Opdracht:
Schrijf het deel dat begint met de regel met "- bars: [116, 160, 554, 558]" en eindigt met de regel met "- bar-2020-projected: [316, 275, 354, 557]" opnieuw uit, en vervang daarin "x-tick-label" door "x-as-label". Laat verder alles ongewijzigd en geef alleen deze regels.

Getoonde gegevens:

====

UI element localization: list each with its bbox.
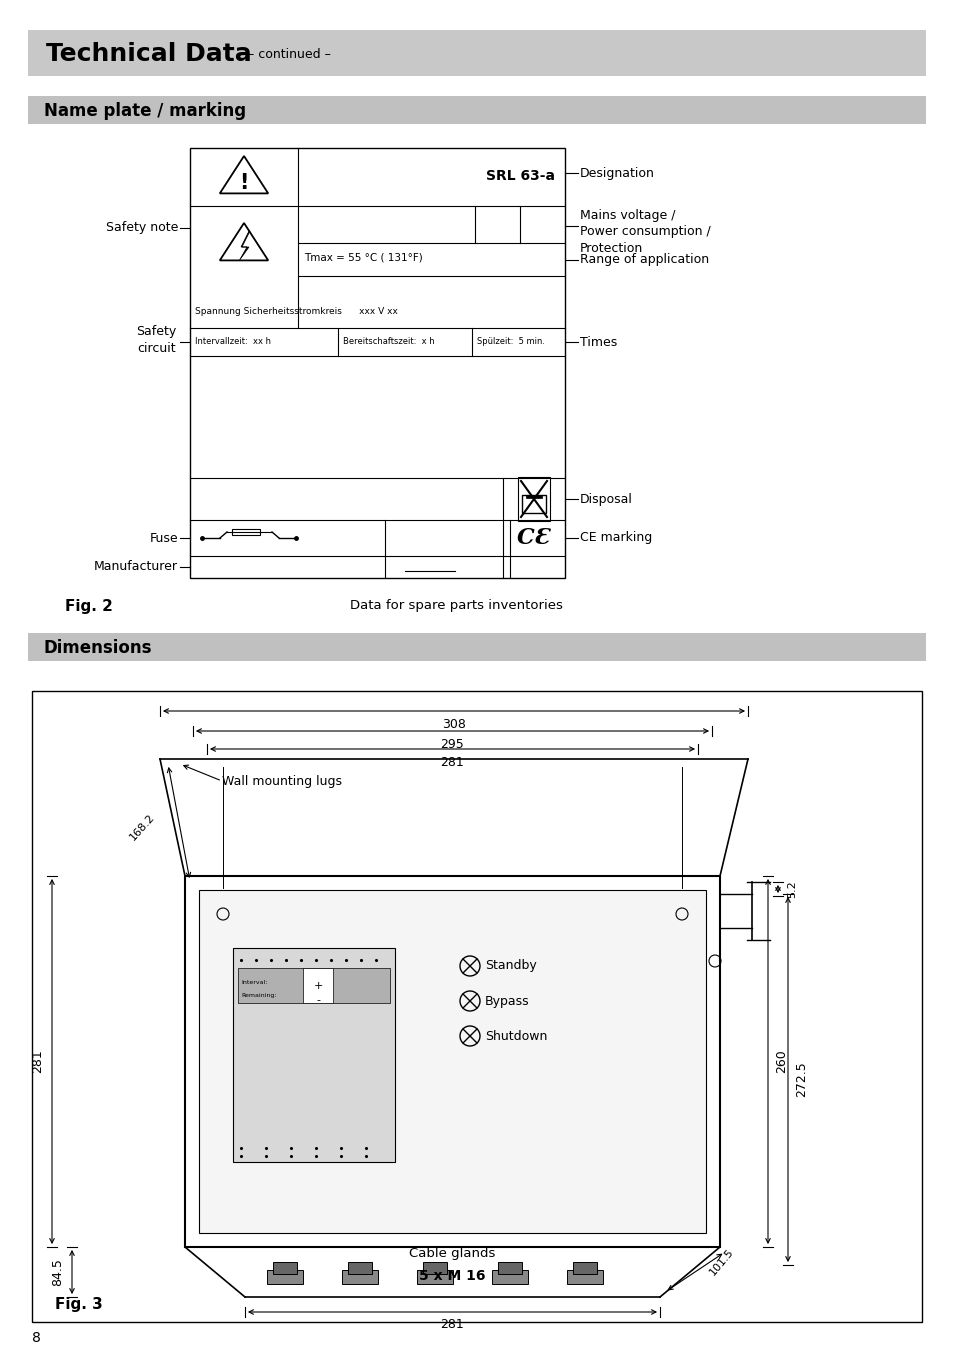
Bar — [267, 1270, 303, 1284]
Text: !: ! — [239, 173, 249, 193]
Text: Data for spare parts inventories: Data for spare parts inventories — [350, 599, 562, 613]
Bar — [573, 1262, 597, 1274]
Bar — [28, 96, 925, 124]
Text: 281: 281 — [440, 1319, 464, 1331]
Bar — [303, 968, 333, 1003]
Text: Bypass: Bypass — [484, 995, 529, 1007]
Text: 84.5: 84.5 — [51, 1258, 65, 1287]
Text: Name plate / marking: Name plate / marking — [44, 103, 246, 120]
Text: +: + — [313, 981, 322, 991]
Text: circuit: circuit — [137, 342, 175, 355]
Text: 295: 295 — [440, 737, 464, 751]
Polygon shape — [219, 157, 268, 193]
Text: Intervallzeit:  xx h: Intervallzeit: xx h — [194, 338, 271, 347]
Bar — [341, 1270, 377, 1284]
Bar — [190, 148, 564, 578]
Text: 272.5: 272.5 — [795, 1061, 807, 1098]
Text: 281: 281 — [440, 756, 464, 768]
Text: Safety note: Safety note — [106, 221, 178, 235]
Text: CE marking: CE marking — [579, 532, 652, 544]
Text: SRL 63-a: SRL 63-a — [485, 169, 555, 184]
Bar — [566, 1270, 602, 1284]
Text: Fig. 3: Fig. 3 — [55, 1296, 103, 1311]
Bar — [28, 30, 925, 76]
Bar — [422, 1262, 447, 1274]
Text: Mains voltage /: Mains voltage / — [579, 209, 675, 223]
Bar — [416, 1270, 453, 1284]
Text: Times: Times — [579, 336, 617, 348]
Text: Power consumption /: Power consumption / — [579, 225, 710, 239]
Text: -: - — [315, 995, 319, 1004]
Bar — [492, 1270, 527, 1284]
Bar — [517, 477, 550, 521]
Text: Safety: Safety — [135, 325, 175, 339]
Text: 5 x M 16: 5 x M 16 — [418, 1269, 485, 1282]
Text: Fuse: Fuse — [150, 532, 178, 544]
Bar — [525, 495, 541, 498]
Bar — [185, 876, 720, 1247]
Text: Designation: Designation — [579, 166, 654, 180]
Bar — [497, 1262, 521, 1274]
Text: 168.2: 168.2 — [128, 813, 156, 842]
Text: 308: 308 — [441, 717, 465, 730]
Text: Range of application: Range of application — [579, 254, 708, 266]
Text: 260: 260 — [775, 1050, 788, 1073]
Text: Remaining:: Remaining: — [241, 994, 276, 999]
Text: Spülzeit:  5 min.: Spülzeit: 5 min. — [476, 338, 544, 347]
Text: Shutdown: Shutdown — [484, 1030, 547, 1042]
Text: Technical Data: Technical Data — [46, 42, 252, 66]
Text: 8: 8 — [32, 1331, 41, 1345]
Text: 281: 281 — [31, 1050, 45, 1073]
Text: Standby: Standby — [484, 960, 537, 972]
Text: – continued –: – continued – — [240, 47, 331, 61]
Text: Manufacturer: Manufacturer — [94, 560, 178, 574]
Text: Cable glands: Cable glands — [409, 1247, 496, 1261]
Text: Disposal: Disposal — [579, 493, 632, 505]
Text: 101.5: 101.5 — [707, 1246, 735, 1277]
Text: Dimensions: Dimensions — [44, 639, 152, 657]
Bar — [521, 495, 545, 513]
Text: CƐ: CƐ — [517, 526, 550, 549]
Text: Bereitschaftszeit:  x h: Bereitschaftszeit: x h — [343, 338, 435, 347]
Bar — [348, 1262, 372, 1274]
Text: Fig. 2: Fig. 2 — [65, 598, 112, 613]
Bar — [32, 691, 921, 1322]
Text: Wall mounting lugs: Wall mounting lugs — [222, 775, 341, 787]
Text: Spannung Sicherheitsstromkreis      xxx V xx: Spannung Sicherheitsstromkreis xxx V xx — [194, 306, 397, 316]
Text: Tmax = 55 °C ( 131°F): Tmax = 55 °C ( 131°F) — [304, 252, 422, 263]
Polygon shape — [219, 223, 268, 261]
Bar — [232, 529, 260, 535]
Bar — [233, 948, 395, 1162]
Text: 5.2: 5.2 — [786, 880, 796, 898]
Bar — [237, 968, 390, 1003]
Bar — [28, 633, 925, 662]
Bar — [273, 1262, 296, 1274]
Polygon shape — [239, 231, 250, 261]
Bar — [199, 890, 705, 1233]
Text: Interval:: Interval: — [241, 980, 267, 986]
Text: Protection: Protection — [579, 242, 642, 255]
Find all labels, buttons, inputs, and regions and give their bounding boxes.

====

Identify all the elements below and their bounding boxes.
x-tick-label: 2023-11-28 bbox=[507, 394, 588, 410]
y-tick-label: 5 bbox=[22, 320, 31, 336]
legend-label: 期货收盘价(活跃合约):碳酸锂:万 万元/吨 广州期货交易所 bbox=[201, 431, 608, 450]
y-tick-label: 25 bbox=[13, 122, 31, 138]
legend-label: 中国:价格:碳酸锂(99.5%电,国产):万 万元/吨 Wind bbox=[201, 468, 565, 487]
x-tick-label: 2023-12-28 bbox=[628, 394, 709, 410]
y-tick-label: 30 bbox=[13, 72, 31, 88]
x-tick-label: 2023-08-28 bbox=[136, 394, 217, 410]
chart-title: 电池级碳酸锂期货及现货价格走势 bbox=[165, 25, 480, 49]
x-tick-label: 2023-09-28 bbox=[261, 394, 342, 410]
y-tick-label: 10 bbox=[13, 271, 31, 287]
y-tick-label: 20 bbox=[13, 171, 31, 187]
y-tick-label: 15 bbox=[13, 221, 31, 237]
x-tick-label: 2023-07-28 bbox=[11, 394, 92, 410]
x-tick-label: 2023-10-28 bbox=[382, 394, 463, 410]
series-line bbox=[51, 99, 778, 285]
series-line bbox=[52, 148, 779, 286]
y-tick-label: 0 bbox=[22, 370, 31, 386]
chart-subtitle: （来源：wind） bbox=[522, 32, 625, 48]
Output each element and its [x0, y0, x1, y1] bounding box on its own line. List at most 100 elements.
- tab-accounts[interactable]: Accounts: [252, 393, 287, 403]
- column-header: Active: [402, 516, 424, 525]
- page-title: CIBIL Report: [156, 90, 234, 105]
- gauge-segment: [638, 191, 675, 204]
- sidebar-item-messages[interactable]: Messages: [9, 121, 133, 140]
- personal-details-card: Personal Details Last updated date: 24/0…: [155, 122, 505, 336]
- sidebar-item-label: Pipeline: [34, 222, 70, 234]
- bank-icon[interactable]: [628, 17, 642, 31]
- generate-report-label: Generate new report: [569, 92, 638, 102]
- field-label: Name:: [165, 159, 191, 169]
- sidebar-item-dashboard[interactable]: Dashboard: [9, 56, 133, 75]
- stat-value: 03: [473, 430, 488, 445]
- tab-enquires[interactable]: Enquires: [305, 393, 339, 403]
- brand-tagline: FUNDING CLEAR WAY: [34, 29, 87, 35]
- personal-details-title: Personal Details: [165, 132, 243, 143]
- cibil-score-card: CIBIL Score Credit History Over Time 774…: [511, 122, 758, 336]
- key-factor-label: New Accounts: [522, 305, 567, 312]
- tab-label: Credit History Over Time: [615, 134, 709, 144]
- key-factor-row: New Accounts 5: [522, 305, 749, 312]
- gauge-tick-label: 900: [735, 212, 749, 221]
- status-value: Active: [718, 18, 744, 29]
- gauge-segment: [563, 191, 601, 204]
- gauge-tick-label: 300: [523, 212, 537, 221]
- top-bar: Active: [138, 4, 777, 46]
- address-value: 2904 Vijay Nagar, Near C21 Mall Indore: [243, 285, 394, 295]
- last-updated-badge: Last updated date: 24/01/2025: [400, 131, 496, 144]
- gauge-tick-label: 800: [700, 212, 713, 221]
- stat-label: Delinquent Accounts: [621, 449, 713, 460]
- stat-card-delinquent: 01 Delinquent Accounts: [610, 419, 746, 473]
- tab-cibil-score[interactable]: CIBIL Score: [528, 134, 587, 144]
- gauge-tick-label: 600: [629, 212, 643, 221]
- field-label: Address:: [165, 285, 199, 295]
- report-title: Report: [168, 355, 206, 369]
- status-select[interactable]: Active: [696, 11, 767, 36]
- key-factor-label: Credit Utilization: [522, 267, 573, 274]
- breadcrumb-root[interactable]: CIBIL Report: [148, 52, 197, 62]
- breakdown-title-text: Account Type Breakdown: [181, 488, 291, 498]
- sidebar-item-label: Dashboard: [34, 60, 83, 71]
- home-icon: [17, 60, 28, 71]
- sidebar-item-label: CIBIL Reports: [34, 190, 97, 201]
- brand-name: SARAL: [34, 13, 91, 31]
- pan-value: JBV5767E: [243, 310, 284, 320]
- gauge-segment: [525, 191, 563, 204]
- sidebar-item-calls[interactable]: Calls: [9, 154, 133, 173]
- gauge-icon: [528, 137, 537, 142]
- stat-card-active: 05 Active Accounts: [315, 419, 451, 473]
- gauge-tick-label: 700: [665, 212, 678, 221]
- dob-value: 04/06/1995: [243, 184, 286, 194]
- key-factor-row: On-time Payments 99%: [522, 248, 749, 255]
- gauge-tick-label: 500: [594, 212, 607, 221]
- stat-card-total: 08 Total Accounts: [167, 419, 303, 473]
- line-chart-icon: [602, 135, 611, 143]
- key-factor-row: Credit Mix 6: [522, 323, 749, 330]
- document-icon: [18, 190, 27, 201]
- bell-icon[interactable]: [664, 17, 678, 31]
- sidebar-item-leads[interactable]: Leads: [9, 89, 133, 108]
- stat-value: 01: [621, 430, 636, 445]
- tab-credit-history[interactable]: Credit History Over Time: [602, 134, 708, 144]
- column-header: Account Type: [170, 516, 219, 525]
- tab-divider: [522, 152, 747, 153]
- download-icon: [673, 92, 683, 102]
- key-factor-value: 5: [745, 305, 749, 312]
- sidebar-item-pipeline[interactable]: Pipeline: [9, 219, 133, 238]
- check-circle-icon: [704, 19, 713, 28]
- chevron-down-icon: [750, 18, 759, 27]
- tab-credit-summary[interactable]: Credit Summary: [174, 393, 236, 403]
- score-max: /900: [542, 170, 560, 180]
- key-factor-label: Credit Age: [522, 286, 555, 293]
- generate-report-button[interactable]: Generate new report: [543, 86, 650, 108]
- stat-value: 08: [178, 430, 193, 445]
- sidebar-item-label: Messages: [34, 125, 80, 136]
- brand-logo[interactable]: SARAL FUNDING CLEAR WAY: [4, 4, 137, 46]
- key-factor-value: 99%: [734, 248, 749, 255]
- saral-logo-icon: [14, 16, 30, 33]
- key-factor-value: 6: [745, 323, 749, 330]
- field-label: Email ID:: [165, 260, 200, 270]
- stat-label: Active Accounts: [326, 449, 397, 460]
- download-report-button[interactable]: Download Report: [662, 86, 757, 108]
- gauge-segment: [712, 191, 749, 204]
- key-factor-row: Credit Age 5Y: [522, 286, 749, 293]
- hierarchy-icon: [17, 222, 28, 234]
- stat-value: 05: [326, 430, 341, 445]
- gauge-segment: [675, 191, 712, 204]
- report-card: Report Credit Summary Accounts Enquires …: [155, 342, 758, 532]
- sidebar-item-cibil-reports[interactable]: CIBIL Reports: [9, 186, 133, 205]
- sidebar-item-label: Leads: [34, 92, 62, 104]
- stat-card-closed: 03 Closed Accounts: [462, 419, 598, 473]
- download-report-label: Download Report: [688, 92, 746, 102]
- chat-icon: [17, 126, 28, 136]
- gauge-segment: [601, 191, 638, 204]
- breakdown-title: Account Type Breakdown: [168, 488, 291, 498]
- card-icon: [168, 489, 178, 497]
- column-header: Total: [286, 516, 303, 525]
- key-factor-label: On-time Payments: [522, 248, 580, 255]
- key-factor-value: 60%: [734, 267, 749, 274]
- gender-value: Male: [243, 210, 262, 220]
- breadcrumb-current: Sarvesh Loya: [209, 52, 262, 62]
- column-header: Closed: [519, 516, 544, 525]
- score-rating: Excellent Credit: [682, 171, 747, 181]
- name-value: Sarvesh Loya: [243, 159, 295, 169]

====

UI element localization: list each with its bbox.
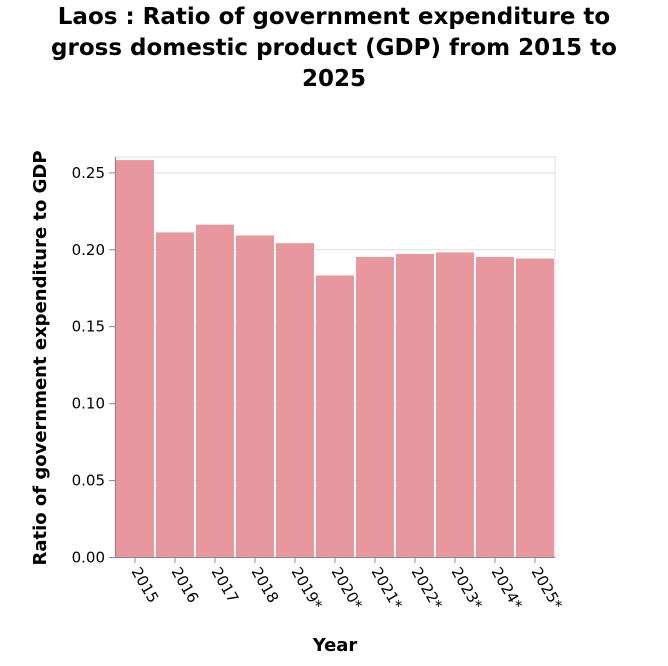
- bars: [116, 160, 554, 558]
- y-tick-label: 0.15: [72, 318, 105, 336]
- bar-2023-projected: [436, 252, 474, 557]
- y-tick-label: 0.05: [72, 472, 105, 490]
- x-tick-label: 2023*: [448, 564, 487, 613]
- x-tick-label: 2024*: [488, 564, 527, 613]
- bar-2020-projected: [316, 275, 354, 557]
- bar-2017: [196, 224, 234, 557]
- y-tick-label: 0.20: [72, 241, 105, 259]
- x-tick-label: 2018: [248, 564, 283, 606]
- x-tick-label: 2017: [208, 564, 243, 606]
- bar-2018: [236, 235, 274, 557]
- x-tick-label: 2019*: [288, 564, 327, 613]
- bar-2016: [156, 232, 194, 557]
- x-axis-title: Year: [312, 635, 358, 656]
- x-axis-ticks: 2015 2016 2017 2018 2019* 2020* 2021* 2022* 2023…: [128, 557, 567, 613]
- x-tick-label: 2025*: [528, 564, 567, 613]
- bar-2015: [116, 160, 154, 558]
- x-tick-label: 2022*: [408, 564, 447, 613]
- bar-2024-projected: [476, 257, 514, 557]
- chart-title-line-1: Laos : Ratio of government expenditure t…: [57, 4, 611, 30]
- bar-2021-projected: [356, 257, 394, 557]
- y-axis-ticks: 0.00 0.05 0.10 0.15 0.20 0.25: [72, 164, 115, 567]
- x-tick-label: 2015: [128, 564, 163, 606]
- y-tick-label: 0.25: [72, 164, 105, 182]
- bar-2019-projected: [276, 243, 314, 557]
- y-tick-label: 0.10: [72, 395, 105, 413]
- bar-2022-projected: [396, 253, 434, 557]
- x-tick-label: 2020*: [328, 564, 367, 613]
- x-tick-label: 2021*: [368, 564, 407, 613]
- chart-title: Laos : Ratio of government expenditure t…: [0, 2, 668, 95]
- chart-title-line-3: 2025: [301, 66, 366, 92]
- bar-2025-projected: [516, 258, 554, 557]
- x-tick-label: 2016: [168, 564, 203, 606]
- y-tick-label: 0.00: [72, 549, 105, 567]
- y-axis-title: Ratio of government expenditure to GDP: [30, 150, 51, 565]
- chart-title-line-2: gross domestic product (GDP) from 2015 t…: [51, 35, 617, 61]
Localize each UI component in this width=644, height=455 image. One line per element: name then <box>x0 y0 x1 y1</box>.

====

Antwoord:
- bars: [116, 160, 554, 558]
- y-tick-label: 0.15: [72, 318, 105, 336]
- bar-2023-projected: [436, 252, 474, 557]
- y-tick-label: 0.05: [72, 472, 105, 490]
- x-as-label: 2023*: [448, 564, 487, 613]
- x-as-label: 2024*: [488, 564, 527, 613]
- bar-2020-projected: [316, 275, 354, 557]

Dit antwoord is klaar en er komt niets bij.